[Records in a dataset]
· · · ·
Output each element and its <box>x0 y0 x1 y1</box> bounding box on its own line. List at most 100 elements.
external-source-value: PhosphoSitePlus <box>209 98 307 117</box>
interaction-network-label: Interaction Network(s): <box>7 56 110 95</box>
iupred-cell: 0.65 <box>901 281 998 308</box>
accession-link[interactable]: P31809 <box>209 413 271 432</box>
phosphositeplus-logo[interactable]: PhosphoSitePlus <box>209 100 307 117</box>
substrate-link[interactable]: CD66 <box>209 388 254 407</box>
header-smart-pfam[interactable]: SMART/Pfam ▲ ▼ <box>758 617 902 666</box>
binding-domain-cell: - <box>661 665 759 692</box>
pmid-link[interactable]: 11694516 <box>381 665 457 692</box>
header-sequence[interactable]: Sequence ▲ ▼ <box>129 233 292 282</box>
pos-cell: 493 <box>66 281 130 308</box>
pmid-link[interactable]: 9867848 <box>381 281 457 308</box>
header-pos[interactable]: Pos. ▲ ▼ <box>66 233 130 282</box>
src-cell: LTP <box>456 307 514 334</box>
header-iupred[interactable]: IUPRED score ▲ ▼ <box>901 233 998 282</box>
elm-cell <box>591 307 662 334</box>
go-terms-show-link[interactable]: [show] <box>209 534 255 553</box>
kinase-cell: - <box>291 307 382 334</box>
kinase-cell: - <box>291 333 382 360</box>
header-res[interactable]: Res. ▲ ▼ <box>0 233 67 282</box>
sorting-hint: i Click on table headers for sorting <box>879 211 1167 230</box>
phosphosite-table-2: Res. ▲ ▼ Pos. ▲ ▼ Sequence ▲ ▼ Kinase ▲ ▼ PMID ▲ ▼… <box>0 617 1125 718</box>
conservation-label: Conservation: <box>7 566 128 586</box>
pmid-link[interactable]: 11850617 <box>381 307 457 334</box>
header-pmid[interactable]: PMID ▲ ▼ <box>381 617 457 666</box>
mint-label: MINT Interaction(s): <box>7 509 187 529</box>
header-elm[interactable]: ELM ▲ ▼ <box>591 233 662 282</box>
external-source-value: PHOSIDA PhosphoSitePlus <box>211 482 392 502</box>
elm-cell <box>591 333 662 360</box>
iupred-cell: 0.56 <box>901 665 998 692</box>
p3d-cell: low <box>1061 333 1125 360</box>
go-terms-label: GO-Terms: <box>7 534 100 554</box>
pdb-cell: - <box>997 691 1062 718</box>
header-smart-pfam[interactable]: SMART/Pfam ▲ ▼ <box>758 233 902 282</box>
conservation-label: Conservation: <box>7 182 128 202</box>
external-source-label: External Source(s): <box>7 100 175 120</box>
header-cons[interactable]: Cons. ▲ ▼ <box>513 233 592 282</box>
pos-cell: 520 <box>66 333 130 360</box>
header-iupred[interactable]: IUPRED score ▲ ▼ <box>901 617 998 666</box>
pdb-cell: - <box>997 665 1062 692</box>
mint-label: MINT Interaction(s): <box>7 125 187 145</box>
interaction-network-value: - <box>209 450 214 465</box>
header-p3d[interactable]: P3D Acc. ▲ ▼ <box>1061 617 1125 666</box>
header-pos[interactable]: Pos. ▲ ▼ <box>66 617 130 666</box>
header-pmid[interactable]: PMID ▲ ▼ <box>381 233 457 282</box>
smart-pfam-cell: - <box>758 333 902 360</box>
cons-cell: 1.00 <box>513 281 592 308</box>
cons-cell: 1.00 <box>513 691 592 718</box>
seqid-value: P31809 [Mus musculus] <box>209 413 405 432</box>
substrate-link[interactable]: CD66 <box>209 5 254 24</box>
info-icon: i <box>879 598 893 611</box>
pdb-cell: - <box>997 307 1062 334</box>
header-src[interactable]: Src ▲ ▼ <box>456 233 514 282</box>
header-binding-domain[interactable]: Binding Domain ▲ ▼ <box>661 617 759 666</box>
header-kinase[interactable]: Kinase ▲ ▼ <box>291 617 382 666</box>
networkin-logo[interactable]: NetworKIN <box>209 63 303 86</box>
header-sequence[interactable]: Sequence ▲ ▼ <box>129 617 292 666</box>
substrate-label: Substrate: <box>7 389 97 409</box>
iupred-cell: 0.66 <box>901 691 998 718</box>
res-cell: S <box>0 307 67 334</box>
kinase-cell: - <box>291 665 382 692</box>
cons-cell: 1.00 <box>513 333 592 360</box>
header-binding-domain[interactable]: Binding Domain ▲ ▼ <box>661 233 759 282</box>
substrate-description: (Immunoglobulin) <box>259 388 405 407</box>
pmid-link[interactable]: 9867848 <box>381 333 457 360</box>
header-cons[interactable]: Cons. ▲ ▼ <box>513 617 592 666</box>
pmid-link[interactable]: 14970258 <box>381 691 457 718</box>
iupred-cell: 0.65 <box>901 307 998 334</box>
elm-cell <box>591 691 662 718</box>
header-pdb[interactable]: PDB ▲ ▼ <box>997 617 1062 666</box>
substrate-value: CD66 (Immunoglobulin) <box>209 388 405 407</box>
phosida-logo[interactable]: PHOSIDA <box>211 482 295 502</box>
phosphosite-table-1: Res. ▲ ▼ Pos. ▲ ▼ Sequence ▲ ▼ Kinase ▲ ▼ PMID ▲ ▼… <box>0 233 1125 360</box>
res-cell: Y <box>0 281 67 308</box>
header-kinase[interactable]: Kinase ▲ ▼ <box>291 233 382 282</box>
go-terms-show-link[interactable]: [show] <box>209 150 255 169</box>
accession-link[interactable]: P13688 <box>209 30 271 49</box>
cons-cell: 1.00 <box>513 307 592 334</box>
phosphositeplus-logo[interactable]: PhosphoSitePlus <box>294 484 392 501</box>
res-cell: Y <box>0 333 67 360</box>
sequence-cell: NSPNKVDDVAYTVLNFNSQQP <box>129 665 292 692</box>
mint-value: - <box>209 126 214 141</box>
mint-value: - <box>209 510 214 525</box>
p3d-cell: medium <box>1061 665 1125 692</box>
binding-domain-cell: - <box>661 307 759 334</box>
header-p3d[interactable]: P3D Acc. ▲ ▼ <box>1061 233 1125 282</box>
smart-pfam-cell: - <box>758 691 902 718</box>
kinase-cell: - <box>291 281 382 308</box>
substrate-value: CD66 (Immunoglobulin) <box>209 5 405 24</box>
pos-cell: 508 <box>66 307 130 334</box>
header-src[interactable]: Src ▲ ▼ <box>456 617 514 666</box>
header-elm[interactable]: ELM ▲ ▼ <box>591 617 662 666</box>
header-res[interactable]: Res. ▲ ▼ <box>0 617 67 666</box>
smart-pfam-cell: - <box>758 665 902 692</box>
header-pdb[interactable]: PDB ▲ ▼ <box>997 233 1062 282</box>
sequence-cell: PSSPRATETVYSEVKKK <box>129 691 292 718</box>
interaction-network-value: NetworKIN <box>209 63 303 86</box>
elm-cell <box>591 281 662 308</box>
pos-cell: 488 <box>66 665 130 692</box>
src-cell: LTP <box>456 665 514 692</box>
· · · ·
§ Exercise prompt
Gather every line of the data above that contains the string "logo", matching case exactly.

§ Answer to the exercise
phosphositeplus-logo[interactable]: PhosphoSitePlus <box>209 100 307 117</box>
networkin-logo[interactable]: NetworKIN <box>209 63 303 86</box>
phosida-logo[interactable]: PHOSIDA <box>211 482 295 502</box>
phosphositeplus-logo[interactable]: PhosphoSitePlus <box>294 484 392 501</box>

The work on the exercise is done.